Objective => Print the material line for line, from its first line down to and including the line that contains "neg-cloud-word: obama: [1257, 713, 1347, 746]".

Supplied records =>
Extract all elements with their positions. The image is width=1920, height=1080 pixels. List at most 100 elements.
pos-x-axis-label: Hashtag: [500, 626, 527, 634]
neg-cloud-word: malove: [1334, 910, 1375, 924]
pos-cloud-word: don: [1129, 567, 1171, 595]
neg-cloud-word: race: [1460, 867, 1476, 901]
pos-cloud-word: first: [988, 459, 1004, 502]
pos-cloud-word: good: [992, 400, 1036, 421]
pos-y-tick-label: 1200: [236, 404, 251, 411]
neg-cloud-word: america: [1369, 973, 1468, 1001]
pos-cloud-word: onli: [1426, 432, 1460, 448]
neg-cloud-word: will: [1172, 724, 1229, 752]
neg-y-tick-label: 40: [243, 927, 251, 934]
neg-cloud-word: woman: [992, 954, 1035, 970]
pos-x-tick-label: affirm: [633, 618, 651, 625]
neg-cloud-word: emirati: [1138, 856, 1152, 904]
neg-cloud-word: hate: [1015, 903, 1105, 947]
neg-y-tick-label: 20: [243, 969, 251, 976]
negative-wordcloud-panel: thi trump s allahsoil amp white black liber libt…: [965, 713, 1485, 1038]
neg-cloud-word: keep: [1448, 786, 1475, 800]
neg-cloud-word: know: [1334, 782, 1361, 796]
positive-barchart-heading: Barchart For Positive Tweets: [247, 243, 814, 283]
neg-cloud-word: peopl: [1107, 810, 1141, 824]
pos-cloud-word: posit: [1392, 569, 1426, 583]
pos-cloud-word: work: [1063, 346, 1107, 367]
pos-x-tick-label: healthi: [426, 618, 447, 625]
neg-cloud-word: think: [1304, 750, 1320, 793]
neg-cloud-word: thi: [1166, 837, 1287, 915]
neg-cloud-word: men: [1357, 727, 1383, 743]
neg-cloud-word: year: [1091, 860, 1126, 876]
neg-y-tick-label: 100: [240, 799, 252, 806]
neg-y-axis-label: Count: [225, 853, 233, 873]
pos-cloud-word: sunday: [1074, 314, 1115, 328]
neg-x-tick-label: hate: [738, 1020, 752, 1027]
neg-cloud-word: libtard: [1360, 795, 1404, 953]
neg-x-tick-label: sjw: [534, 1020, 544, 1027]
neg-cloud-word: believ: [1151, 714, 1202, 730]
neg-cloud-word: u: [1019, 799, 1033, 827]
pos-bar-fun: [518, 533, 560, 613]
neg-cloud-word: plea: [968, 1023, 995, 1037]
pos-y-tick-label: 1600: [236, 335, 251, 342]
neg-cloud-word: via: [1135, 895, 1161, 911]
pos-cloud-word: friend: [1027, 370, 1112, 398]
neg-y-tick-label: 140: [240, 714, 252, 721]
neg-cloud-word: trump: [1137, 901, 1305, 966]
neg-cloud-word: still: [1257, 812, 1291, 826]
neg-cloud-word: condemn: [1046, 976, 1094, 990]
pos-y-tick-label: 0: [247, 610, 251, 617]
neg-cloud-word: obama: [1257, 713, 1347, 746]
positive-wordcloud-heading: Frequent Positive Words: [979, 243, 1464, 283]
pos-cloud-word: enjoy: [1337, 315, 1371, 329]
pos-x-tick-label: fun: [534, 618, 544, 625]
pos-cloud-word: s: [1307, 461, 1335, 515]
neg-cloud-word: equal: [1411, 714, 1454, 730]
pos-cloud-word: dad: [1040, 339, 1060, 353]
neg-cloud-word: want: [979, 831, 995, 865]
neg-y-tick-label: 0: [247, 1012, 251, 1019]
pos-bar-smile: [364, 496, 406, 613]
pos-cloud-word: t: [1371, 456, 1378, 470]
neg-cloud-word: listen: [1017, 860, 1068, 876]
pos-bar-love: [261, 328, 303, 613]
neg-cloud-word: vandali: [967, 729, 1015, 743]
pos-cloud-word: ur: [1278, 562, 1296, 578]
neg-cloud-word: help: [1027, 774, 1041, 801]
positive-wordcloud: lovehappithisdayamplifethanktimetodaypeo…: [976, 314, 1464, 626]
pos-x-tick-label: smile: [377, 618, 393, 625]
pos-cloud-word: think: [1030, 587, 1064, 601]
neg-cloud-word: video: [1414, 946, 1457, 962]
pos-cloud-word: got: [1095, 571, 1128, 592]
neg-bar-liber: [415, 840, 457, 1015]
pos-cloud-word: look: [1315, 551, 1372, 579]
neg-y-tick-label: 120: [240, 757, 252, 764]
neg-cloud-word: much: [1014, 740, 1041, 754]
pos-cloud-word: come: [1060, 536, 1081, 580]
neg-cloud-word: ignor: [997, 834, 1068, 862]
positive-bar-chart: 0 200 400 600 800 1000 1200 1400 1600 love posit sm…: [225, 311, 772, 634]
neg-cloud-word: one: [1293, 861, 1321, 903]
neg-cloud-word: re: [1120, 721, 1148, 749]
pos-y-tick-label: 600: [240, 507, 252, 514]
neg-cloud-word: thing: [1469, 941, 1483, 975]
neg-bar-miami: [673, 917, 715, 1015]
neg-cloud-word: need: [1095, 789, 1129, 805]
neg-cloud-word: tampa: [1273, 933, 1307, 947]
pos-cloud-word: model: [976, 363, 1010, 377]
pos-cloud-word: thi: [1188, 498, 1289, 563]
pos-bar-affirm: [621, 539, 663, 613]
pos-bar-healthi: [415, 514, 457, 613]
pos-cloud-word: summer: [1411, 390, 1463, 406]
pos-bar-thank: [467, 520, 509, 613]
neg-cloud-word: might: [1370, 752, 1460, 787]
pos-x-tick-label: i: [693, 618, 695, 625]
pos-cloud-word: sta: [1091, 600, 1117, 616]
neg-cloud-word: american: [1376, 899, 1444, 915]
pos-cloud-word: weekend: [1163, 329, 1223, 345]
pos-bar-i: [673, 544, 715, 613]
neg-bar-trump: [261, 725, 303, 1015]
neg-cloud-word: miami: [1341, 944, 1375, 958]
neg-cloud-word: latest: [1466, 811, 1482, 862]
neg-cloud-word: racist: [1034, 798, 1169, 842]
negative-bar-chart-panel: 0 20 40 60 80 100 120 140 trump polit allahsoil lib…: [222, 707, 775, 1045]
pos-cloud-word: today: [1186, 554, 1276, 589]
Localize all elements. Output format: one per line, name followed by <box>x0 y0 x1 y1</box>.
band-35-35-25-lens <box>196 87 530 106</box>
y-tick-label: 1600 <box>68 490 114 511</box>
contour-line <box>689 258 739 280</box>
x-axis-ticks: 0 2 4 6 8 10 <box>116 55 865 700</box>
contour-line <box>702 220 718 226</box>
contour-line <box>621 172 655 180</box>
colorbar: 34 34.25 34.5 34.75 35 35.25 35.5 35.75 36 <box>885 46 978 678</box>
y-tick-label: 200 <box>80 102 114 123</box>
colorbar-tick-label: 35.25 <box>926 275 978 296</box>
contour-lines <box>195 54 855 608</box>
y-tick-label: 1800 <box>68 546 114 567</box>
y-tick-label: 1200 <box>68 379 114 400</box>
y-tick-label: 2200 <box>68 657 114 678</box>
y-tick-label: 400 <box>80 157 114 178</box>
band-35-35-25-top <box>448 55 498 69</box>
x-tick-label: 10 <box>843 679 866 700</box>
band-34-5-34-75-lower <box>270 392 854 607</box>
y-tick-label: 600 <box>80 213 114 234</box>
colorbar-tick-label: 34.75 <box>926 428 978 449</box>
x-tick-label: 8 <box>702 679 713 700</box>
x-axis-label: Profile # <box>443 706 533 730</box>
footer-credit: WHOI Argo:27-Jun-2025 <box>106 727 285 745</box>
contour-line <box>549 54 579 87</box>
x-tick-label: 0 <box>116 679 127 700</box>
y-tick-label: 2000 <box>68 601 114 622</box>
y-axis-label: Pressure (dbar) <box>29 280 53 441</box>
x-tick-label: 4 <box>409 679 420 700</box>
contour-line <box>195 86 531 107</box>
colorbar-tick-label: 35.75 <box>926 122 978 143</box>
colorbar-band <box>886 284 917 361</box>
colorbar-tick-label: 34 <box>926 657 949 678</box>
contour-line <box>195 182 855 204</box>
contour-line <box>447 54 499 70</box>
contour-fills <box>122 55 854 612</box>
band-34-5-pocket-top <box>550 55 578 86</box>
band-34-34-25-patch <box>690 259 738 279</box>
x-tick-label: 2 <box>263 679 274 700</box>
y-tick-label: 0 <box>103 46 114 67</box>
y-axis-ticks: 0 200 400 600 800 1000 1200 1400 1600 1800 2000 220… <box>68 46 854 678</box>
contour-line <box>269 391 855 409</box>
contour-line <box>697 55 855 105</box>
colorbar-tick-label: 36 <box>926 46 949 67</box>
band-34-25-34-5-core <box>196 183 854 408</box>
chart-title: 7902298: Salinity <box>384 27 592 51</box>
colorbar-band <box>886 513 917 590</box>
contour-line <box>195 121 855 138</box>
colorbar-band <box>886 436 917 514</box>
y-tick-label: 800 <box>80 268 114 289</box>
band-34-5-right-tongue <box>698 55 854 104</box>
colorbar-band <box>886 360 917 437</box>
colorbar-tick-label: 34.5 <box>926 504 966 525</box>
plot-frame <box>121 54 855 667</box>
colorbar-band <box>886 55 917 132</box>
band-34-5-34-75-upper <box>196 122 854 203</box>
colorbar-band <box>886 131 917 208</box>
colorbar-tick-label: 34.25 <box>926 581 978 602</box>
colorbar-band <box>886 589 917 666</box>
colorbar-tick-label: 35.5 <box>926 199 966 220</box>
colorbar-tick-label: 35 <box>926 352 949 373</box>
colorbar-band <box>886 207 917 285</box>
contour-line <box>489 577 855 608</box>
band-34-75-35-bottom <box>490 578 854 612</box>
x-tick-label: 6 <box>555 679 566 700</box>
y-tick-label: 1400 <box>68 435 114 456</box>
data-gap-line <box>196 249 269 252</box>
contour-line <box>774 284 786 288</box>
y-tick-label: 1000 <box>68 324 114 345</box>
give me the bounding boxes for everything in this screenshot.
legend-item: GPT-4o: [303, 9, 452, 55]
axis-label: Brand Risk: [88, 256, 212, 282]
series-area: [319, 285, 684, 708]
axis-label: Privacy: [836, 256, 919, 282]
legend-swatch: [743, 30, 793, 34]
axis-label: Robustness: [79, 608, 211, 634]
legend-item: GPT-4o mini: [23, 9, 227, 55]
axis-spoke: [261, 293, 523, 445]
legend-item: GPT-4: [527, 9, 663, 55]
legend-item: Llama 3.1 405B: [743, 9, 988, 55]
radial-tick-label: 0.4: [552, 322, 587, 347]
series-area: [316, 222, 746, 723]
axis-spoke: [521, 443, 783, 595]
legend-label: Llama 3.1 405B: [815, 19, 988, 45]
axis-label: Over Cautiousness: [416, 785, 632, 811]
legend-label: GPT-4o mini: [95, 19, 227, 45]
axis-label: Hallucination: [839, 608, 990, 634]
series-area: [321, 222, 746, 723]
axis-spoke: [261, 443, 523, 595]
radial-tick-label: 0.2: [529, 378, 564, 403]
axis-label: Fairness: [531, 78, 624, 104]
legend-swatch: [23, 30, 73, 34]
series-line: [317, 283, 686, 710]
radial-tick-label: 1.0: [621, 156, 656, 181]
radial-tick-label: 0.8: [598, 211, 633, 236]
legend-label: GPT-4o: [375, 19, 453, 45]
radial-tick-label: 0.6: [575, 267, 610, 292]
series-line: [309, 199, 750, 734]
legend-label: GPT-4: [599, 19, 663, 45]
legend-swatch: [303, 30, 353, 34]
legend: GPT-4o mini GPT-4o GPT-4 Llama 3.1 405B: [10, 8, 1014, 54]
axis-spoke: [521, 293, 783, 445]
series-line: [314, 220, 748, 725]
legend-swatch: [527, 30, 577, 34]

Final result =>
Extract all elements with their positions. The image is width=1920, height=1080 pixels. List at most 100 elements.
pos-x-axis-label: Hashtag: [500, 626, 527, 634]
neg-cloud-word: malove: [1334, 910, 1375, 924]
pos-cloud-word: don: [1129, 567, 1171, 595]
neg-cloud-word: race: [1460, 867, 1476, 901]
pos-cloud-word: first: [988, 459, 1004, 502]
pos-cloud-word: good: [992, 400, 1036, 421]
pos-y-tick-label: 1200: [236, 404, 251, 411]
neg-cloud-word: america: [1369, 973, 1468, 1001]
pos-cloud-word: onli: [1426, 432, 1460, 448]
neg-cloud-word: will: [1172, 724, 1229, 752]
neg-y-tick-label: 40: [243, 927, 251, 934]
neg-cloud-word: woman: [992, 954, 1035, 970]
pos-x-tick-label: affirm: [633, 618, 651, 625]
neg-cloud-word: emirati: [1138, 856, 1152, 904]
neg-cloud-word: hate: [1015, 903, 1105, 947]
neg-y-tick-label: 20: [243, 969, 251, 976]
negative-wordcloud-panel: thi trump s allahsoil amp white black liber libt…: [965, 713, 1485, 1038]
neg-cloud-word: keep: [1448, 786, 1475, 800]
neg-cloud-word: know: [1334, 782, 1361, 796]
positive-barchart-heading: Barchart For Positive Tweets: [247, 243, 814, 283]
neg-cloud-word: peopl: [1107, 810, 1141, 824]
pos-cloud-word: posit: [1392, 569, 1426, 583]
pos-cloud-word: work: [1063, 346, 1107, 367]
pos-x-tick-label: healthi: [426, 618, 447, 625]
neg-cloud-word: think: [1304, 750, 1320, 793]
neg-cloud-word: thi: [1166, 837, 1287, 915]
neg-cloud-word: men: [1357, 727, 1383, 743]
neg-cloud-word: year: [1091, 860, 1126, 876]
neg-y-tick-label: 100: [240, 799, 252, 806]
neg-y-axis-label: Count: [225, 853, 233, 873]
pos-cloud-word: sunday: [1074, 314, 1115, 328]
neg-x-tick-label: hate: [738, 1020, 752, 1027]
neg-cloud-word: libtard: [1360, 795, 1404, 953]
neg-x-tick-label: sjw: [534, 1020, 544, 1027]
neg-cloud-word: believ: [1151, 714, 1202, 730]
neg-cloud-word: u: [1019, 799, 1033, 827]
pos-bar-fun: [518, 533, 560, 613]
neg-cloud-word: plea: [968, 1023, 995, 1037]
pos-y-tick-label: 1600: [236, 335, 251, 342]
neg-cloud-word: via: [1135, 895, 1161, 911]
pos-cloud-word: friend: [1027, 370, 1112, 398]
neg-y-tick-label: 140: [240, 714, 252, 721]
neg-cloud-word: trump: [1137, 901, 1305, 966]
neg-cloud-word: still: [1257, 812, 1291, 826]
neg-cloud-word: condemn: [1046, 976, 1094, 990]
pos-y-tick-label: 0: [247, 610, 251, 617]
neg-cloud-word: obama: [1257, 713, 1347, 746]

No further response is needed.